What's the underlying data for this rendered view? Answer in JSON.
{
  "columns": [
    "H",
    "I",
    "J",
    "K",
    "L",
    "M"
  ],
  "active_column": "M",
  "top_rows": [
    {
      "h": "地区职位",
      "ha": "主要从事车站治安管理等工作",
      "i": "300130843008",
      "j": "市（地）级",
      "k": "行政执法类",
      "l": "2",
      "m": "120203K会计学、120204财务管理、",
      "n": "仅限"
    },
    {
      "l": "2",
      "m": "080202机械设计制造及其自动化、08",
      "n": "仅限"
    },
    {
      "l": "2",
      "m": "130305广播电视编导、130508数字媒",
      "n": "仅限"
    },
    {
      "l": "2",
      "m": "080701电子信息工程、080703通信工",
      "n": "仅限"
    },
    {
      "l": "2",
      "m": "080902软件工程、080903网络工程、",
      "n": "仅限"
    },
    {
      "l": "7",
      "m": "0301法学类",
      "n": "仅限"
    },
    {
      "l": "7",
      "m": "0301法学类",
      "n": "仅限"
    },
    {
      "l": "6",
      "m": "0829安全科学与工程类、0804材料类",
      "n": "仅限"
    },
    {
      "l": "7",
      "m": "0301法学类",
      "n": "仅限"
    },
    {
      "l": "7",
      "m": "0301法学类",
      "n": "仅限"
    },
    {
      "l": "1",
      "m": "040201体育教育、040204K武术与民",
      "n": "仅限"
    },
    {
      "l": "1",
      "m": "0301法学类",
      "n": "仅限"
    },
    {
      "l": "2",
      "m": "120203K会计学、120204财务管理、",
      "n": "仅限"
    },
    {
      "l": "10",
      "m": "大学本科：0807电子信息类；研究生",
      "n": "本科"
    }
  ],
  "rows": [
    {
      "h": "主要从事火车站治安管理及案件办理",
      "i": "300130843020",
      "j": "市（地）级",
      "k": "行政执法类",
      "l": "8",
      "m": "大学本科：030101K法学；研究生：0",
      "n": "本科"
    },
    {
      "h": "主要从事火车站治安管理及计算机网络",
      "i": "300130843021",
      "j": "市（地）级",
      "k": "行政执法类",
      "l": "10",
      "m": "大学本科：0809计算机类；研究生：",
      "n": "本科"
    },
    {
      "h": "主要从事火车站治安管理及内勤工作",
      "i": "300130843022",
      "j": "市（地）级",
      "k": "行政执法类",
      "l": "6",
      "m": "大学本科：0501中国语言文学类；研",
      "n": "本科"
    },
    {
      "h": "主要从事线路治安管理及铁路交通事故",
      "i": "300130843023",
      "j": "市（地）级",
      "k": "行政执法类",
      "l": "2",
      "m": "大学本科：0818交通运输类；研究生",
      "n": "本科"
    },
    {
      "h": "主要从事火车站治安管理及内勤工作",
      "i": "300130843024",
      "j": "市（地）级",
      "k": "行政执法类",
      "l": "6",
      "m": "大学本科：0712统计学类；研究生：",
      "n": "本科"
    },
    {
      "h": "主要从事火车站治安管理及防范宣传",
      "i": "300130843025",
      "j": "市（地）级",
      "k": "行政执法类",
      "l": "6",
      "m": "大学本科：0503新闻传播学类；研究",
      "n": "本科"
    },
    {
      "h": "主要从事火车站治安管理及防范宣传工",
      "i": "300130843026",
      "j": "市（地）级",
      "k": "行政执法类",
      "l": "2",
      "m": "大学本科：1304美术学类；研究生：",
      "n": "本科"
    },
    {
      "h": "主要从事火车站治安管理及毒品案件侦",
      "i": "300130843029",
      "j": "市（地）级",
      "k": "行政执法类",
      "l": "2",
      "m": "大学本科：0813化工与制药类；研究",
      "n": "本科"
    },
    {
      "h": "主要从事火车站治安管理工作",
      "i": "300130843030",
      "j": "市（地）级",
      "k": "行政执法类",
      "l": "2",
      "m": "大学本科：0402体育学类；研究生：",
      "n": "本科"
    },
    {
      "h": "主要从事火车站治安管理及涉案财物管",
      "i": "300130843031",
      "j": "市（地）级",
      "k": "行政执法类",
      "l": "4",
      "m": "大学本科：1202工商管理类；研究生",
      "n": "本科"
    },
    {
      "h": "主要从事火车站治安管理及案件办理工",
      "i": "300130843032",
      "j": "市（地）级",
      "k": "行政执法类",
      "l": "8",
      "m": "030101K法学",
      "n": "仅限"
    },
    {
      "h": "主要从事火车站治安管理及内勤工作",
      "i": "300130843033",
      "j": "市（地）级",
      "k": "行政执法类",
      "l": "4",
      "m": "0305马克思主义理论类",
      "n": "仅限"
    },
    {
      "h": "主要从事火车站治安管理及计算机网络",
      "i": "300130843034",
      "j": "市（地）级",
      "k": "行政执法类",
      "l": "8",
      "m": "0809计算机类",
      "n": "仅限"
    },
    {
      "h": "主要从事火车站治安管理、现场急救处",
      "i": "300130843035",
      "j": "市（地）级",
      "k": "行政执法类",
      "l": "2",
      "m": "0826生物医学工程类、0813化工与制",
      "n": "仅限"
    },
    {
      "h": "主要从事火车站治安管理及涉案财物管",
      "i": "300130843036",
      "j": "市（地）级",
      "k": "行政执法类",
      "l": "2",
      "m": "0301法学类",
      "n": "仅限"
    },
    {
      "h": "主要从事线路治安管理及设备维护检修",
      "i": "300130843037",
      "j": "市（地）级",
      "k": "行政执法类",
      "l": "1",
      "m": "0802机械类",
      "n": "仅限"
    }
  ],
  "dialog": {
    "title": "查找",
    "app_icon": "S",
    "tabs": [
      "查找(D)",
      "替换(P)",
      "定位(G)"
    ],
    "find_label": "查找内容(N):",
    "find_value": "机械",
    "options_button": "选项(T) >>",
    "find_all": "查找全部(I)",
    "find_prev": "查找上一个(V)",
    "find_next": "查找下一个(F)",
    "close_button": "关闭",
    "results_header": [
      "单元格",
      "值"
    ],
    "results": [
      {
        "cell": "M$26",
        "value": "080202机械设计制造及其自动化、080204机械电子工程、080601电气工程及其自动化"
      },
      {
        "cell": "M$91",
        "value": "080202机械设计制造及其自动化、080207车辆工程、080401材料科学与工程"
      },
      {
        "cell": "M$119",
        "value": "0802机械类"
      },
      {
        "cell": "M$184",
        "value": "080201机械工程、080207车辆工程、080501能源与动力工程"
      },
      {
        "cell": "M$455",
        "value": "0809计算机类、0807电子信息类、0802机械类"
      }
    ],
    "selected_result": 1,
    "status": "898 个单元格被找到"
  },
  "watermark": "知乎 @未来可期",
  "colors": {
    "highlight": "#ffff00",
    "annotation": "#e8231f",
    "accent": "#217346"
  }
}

• **Task to carry out**
Quote the listing in full, please, keeping every line exact.

• **Written answer**
What's the underlying data for this rendered view? Answer in JSON.
{
  "columns": [
    "H",
    "I",
    "J",
    "K",
    "L",
    "M"
  ],
  "active_column": "M",
  "top_rows": [
    {
      "h": "地区职位",
      "ha": "主要从事车站治安管理等工作",
      "i": "300130843008",
      "j": "市（地）级",
      "k": "行政执法类",
      "l": "2",
      "m": "120203K会计学、120204财务管理、",
      "n": "仅限"
    },
    {
      "l": "2",
      "m": "080202机械设计制造及其自动化、08",
      "n": "仅限"
    },
    {
      "l": "2",
      "m": "130305广播电视编导、130508数字媒",
      "n": "仅限"
    },
    {
      "l": "2",
      "m": "080701电子信息工程、080703通信工",
      "n": "仅限"
    },
    {
      "l": "2",
      "m": "080902软件工程、080903网络工程、",
      "n": "仅限"
    },
    {
      "l": "7",
      "m": "0301法学类",
      "n": "仅限"
    },
    {
      "l": "7",
      "m": "0301法学类",
      "n": "仅限"
    },
    {
      "l": "6",
      "m": "0829安全科学与工程类、0804材料类",
      "n": "仅限"
    },
    {
      "l": "7",
      "m": "0301法学类",
      "n": "仅限"
    },
    {
      "l": "7",
      "m": "0301法学类",
      "n": "仅限"
    },
    {
      "l": "1",
      "m": "040201体育教育、040204K武术与民",
      "n": "仅限"
    },
    {
      "l": "1",
      "m": "0301法学类",
      "n": "仅限"
    },
    {
      "l": "2",
      "m": "120203K会计学、120204财务管理、",
      "n": "仅限"
    },
    {
      "l": "10",
      "m": "大学本科：0807电子信息类；研究生",
      "n": "本科"
    }
  ],
  "rows": [
    {
      "h": "主要从事火车站治安管理及案件办理",
      "i": "300130843020",
      "j": "市（地）级",
      "k": "行政执法类",
      "l": "8",
      "m": "大学本科：030101K法学；研究生：0",
      "n": "本科"
    },
    {
      "h": "主要从事火车站治安管理及计算机网络",
      "i": "300130843021",
      "j": "市（地）级",
      "k": "行政执法类",
      "l": "10",
      "m": "大学本科：0809计算机类；研究生：",
      "n": "本科"
    },
    {
      "h": "主要从事火车站治安管理及内勤工作",
      "i": "300130843022",
      "j": "市（地）级",
      "k": "行政执法类",
      "l": "6",
      "m": "大学本科：0501中国语言文学类；研",
      "n": "本科"
    },
    {
      "h": "主要从事线路治安管理及铁路交通事故",
      "i": "300130843023",
      "j": "市（地）级",
      "k": "行政执法类",
      "l": "2",
      "m": "大学本科：0818交通运输类；研究生",
      "n": "本科"
    },
    {
      "h": "主要从事火车站治安管理及内勤工作",
      "i": "300130843024",
      "j": "市（地）级",
      "k": "行政执法类",
      "l": "6",
      "m": "大学本科：0712统计学类；研究生：",
      "n": "本科"
    },
    {
      "h": "主要从事火车站治安管理及防范宣传",
      "i": "300130843025",
      "j": "市（地）级",
      "k": "行政执法类",
      "l": "6",
      "m": "大学本科：0503新闻传播学类；研究",
      "n": "本科"
    },
    {
      "h": "主要从事火车站治安管理及防范宣传工",
      "i": "300130843026",
      "j": "市（地）级",
      "k": "行政执法类",
      "l": "2",
      "m": "大学本科：1304美术学类；研究生：",
      "n": "本科"
    },
    {
      "h": "主要从事火车站治安管理及毒品案件侦",
      "i": "300130843029",
      "j": "市（地）级",
      "k": "行政执法类",
      "l": "2",
      "m": "大学本科：0813化工与制药类；研究",
      "n": "本科"
    },
    {
      "h": "主要从事火车站治安管理工作",
      "i": "300130843030",
      "j": "市（地）级",
      "k": "行政执法类",
      "l": "2",
      "m": "大学本科：0402体育学类；研究生：",
      "n": "本科"
    },
    {
      "h": "主要从事火车站治安管理及涉案财物管",
      "i": "300130843031",
      "j": "市（地）级",
      "k": "行政执法类",
      "l": "4",
      "m": "大学本科：1202工商管理类；研究生",
      "n": "本科"
    },
    {
      "h": "主要从事火车站治安管理及案件办理工",
      "i": "300130843032",
      "j": "市（地）级",
      "k": "行政执法类",
      "l": "8",
      "m": "030101K法学",
      "n": "仅限"
    },
    {
      "h": "主要从事火车站治安管理及内勤工作",
      "i": "300130843033",
      "j": "市（地）级",
      "k": "行政执法类",
      "l": "4",
      "m": "0305马克思主义理论类",
      "n": "仅限"
    },
    {
      "h": "主要从事火车站治安管理及计算机网络",
      "i": "300130843034",
      "j": "市（地）级",
      "k": "行政执法类",
      "l": "8",
      "m": "0809计算机类",
      "n": "仅限"
    },
    {
      "h": "主要从事火车站治安管理、现场急救处",
      "i": "300130843035",
      "j": "市（地）级",
      "k": "行政执法类",
      "l": "2",
      "m": "0826生物医学工程类、0813化工与制",
      "n": "仅限"
    },
    {
      "h": "主要从事火车站治安管理及涉案财物管",
      "i": "300130843036",
      "j": "市（地）级",
      "k": "行政执法类",
      "l": "2",
      "m": "0301法学类",
      "n": "仅限"
    },
    {
      "h": "主要从事线路治安管理及设备维护检修",
      "i": "300130843037",
      "j": "市（地）级",
      "k": "行政执法类",
      "l": "1",
      "m": "0802机械类",
      "n": "仅限"
    }
  ],
  "dialog": {
    "title": "查找",
    "app_icon": "S",
    "tabs": [
      "查找(D)",
      "替换(P)",
      "定位(G)"
    ],
    "find_label": "查找内容(N):",
    "find_value": "机械",
    "options_button": "选项(T) >>",
    "find_all": "查找全部(I)",
    "find_prev": "查找上一个(V)",
    "find_next": "查找下一个(F)",
    "close_button": "关闭",
    "results_header": [
      "单元格",
      "值"
    ],
    "results": [
      {
        "cell": "M$26",
        "value": "080202机械设计制造及其自动化、080204机械电子工程、080601电气工程及其自动化"
      },
      {
        "cell": "M$91",
        "value": "080202机械设计制造及其自动化、080207车辆工程、080401材料科学与工程"
      },
      {
        "cell": "M$119",
        "value": "0802机械类"
      },
      {
        "cell": "M$184",
        "value": "080201机械工程、080207车辆工程、080501能源与动力工程"
      },
      {
        "cell": "M$455",
        "value": "0809计算机类、0807电子信息类、0802机械类"
      }
    ],
    "selected_result": 1,
    "status": "898 个单元格被找到"
  },
  "watermark": "知乎 @未来可期",
  "colors": {
    "highlight": "#ffff00",
    "annotation": "#e8231f",
    "accent": "#217346"
  }
}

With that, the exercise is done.